- EXERCISE: Restate the whole listing word for word. Pictures are left out.

>> BEGIN

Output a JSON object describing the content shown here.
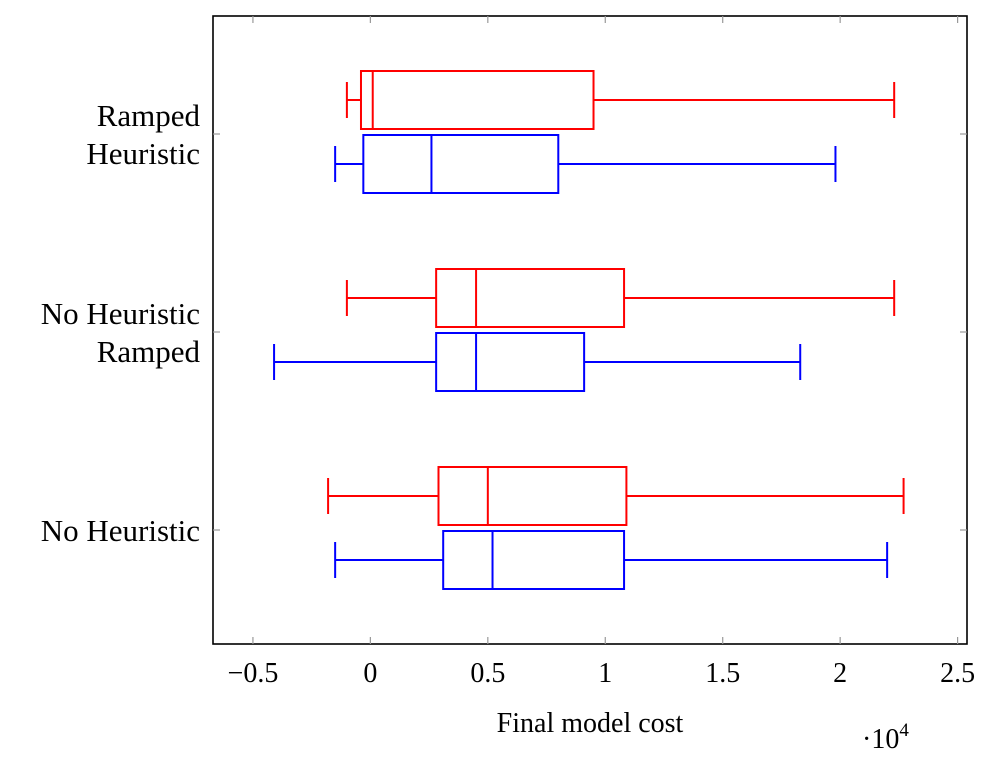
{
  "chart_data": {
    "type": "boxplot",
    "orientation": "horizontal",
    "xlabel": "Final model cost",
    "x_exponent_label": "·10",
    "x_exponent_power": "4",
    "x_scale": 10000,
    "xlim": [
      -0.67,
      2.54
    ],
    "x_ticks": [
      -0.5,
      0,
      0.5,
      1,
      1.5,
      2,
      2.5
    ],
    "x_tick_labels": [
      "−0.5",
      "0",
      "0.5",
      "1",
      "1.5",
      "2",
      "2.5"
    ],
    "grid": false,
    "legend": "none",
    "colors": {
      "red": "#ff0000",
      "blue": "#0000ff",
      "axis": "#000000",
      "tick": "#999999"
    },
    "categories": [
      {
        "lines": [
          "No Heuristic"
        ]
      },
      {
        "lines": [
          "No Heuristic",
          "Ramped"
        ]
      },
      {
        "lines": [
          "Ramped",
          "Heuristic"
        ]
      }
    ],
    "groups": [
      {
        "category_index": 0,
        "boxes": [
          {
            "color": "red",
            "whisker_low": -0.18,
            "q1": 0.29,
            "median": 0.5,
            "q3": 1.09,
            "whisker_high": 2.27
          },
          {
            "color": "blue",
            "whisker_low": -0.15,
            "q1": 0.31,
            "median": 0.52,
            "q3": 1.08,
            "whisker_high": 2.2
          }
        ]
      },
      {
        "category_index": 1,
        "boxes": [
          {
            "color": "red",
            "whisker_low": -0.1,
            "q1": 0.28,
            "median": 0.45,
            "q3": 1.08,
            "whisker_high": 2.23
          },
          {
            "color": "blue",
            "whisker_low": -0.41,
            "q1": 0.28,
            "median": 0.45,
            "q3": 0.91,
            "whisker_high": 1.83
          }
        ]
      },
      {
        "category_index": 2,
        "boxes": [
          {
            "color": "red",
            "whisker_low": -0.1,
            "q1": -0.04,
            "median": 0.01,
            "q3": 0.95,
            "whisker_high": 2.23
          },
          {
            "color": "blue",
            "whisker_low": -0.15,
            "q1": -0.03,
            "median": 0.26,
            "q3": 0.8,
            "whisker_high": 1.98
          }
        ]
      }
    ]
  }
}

>> END

- SOLUTION:
Output a JSON object describing the content shown here.
{
  "chart_data": {
    "type": "boxplot",
    "orientation": "horizontal",
    "xlabel": "Final model cost",
    "x_exponent_label": "·10",
    "x_exponent_power": "4",
    "x_scale": 10000,
    "xlim": [
      -0.67,
      2.54
    ],
    "x_ticks": [
      -0.5,
      0,
      0.5,
      1,
      1.5,
      2,
      2.5
    ],
    "x_tick_labels": [
      "−0.5",
      "0",
      "0.5",
      "1",
      "1.5",
      "2",
      "2.5"
    ],
    "grid": false,
    "legend": "none",
    "colors": {
      "red": "#ff0000",
      "blue": "#0000ff",
      "axis": "#000000",
      "tick": "#999999"
    },
    "categories": [
      {
        "lines": [
          "No Heuristic"
        ]
      },
      {
        "lines": [
          "No Heuristic",
          "Ramped"
        ]
      },
      {
        "lines": [
          "Ramped",
          "Heuristic"
        ]
      }
    ],
    "groups": [
      {
        "category_index": 0,
        "boxes": [
          {
            "color": "red",
            "whisker_low": -0.18,
            "q1": 0.29,
            "median": 0.5,
            "q3": 1.09,
            "whisker_high": 2.27
          },
          {
            "color": "blue",
            "whisker_low": -0.15,
            "q1": 0.31,
            "median": 0.52,
            "q3": 1.08,
            "whisker_high": 2.2
          }
        ]
      },
      {
        "category_index": 1,
        "boxes": [
          {
            "color": "red",
            "whisker_low": -0.1,
            "q1": 0.28,
            "median": 0.45,
            "q3": 1.08,
            "whisker_high": 2.23
          },
          {
            "color": "blue",
            "whisker_low": -0.41,
            "q1": 0.28,
            "median": 0.45,
            "q3": 0.91,
            "whisker_high": 1.83
          }
        ]
      },
      {
        "category_index": 2,
        "boxes": [
          {
            "color": "red",
            "whisker_low": -0.1,
            "q1": -0.04,
            "median": 0.01,
            "q3": 0.95,
            "whisker_high": 2.23
          },
          {
            "color": "blue",
            "whisker_low": -0.15,
            "q1": -0.03,
            "median": 0.26,
            "q3": 0.8,
            "whisker_high": 1.98
          }
        ]
      }
    ]
  }
}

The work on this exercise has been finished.